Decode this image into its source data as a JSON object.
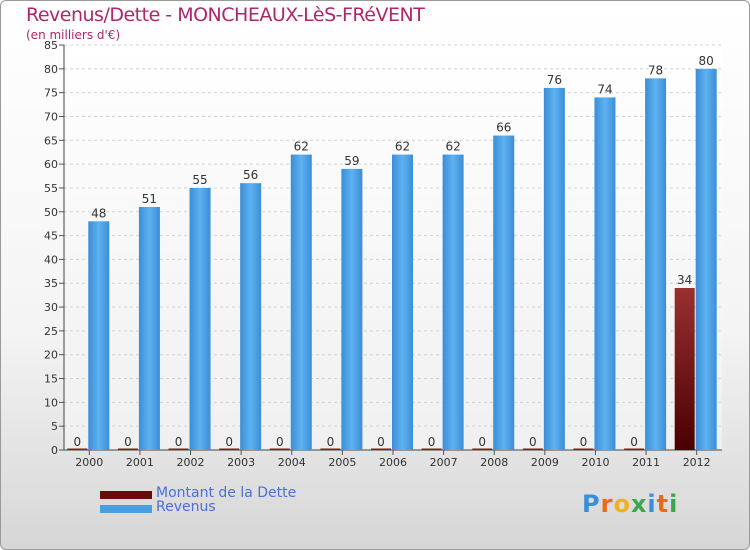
{
  "title": "Revenus/Dette - MONCHEAUX-LèS-FRéVENT",
  "subtitle": "(en milliers d'€)",
  "colors": {
    "dette": "#6b0a0a",
    "revenus": "#4a9fe0",
    "title": "#b0266d"
  },
  "logo": {
    "letters": [
      "P",
      "r",
      "o",
      "x",
      "i",
      "t",
      "i"
    ]
  },
  "chart_data": {
    "type": "bar",
    "categories": [
      "2000",
      "2001",
      "2002",
      "2003",
      "2004",
      "2005",
      "2006",
      "2007",
      "2008",
      "2009",
      "2010",
      "2011",
      "2012"
    ],
    "series": [
      {
        "name": "Montant de la Dette",
        "values": [
          0,
          0,
          0,
          0,
          0,
          0,
          0,
          0,
          0,
          0,
          0,
          0,
          34
        ]
      },
      {
        "name": "Revenus",
        "values": [
          48,
          51,
          55,
          56,
          62,
          59,
          62,
          62,
          66,
          76,
          74,
          78,
          80
        ]
      }
    ],
    "ylim": [
      0,
      85
    ],
    "yticks": [
      0,
      5,
      10,
      15,
      20,
      25,
      30,
      35,
      40,
      45,
      50,
      55,
      60,
      65,
      70,
      75,
      80,
      85
    ],
    "grid": true,
    "legend_position": "bottom-left"
  }
}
--------------------------------
Task: Repeat the preceding records precisely, and leave every picture out of the copy.

Output for this exercise:
Decode this image into its source data as a JSON object.
{
  "title": "Revenus/Dette - MONCHEAUX-LèS-FRéVENT",
  "subtitle": "(en milliers d'€)",
  "colors": {
    "dette": "#6b0a0a",
    "revenus": "#4a9fe0",
    "title": "#b0266d"
  },
  "logo": {
    "letters": [
      "P",
      "r",
      "o",
      "x",
      "i",
      "t",
      "i"
    ]
  },
  "chart_data": {
    "type": "bar",
    "categories": [
      "2000",
      "2001",
      "2002",
      "2003",
      "2004",
      "2005",
      "2006",
      "2007",
      "2008",
      "2009",
      "2010",
      "2011",
      "2012"
    ],
    "series": [
      {
        "name": "Montant de la Dette",
        "values": [
          0,
          0,
          0,
          0,
          0,
          0,
          0,
          0,
          0,
          0,
          0,
          0,
          34
        ]
      },
      {
        "name": "Revenus",
        "values": [
          48,
          51,
          55,
          56,
          62,
          59,
          62,
          62,
          66,
          76,
          74,
          78,
          80
        ]
      }
    ],
    "ylim": [
      0,
      85
    ],
    "yticks": [
      0,
      5,
      10,
      15,
      20,
      25,
      30,
      35,
      40,
      45,
      50,
      55,
      60,
      65,
      70,
      75,
      80,
      85
    ],
    "grid": true,
    "legend_position": "bottom-left"
  }
}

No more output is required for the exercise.